## The problem
What is needed is an exact copy of the entries below, from the line that contains "Give me a plain-text" through the final line, both included, and nothing else.

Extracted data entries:
_ _ _ _ _

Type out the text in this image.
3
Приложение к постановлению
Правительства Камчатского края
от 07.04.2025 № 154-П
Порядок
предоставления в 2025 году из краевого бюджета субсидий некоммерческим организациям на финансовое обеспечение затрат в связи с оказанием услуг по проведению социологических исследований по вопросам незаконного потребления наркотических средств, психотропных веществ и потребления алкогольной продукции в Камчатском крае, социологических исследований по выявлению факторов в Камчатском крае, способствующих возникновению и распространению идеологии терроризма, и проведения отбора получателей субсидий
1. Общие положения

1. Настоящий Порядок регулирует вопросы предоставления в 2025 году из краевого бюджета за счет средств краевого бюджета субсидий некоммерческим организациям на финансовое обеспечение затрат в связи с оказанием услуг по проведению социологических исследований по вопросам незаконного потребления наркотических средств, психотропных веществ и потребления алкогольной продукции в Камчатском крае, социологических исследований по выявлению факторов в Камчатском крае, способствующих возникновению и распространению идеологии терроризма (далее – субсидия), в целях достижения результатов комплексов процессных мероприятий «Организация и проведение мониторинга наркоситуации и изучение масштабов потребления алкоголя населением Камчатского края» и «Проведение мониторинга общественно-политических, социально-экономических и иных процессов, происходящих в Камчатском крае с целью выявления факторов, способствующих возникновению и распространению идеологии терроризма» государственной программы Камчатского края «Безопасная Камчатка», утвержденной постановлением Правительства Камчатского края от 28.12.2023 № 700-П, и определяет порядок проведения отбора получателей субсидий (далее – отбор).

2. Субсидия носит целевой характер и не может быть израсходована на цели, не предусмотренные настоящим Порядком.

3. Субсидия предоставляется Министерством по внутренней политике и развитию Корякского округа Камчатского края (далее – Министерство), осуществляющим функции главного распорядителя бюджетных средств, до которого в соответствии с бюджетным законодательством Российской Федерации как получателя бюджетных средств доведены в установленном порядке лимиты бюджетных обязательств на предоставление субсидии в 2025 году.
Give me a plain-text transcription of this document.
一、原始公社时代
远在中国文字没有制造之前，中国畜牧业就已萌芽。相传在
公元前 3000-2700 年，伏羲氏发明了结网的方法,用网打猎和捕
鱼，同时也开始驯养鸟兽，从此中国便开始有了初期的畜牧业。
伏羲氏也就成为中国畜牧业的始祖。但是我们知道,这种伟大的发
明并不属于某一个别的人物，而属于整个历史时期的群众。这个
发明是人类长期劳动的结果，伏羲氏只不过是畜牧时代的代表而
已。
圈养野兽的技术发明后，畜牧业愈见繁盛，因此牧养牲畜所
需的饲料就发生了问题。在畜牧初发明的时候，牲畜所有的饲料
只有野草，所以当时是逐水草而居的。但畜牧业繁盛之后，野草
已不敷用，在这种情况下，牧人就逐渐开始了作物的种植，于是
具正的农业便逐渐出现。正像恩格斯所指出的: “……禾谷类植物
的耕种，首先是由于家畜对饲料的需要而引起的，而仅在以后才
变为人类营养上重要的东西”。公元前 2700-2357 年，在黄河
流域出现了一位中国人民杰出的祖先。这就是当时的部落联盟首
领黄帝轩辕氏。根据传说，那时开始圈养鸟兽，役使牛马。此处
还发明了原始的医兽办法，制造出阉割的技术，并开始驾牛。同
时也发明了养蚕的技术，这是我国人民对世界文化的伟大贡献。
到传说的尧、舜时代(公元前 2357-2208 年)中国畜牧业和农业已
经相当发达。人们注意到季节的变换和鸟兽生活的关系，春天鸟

_ _ _ _ _

## Reply to the exercise
Give me a plain-text transcription of this document.
一、原始公社时代
远在中国文字没有制造之前，中国畜牧业就已萌芽。相传在
公元前 3000-2700 年，伏羲氏发明了结网的方法,用网打猎和捕
鱼，同时也开始驯养鸟兽，从此中国便开始有了初期的畜牧业。
伏羲氏也就成为中国畜牧业的始祖。但是我们知道,这种伟大的发
明并不属于某一个别的人物，而属于整个历史时期的群众。这个
发明是人类长期劳动的结果，伏羲氏只不过是畜牧时代的代表而
已。
圈养野兽的技术发明后，畜牧业愈见繁盛，因此牧养牲畜所
需的饲料就发生了问题。在畜牧初发明的时候，牲畜所有的饲料
只有野草，所以当时是逐水草而居的。但畜牧业繁盛之后，野草
已不敷用，在这种情况下，牧人就逐渐开始了作物的种植，于是
具正的农业便逐渐出现。正像恩格斯所指出的: “……禾谷类植物
的耕种，首先是由于家畜对饲料的需要而引起的，而仅在以后才
变为人类营养上重要的东西”。公元前 2700-2357 年，在黄河
流域出现了一位中国人民杰出的祖先。这就是当时的部落联盟首
领黄帝轩辕氏。根据传说，那时开始圈养鸟兽，役使牛马。此处
还发明了原始的医兽办法，制造出阉割的技术，并开始驾牛。同
时也发明了养蚕的技术，这是我国人民对世界文化的伟大贡献。
到传说的尧、舜时代(公元前 2357-2208 年)中国畜牧业和农业已
经相当发达。人们注意到季节的变换和鸟兽生活的关系，春天鸟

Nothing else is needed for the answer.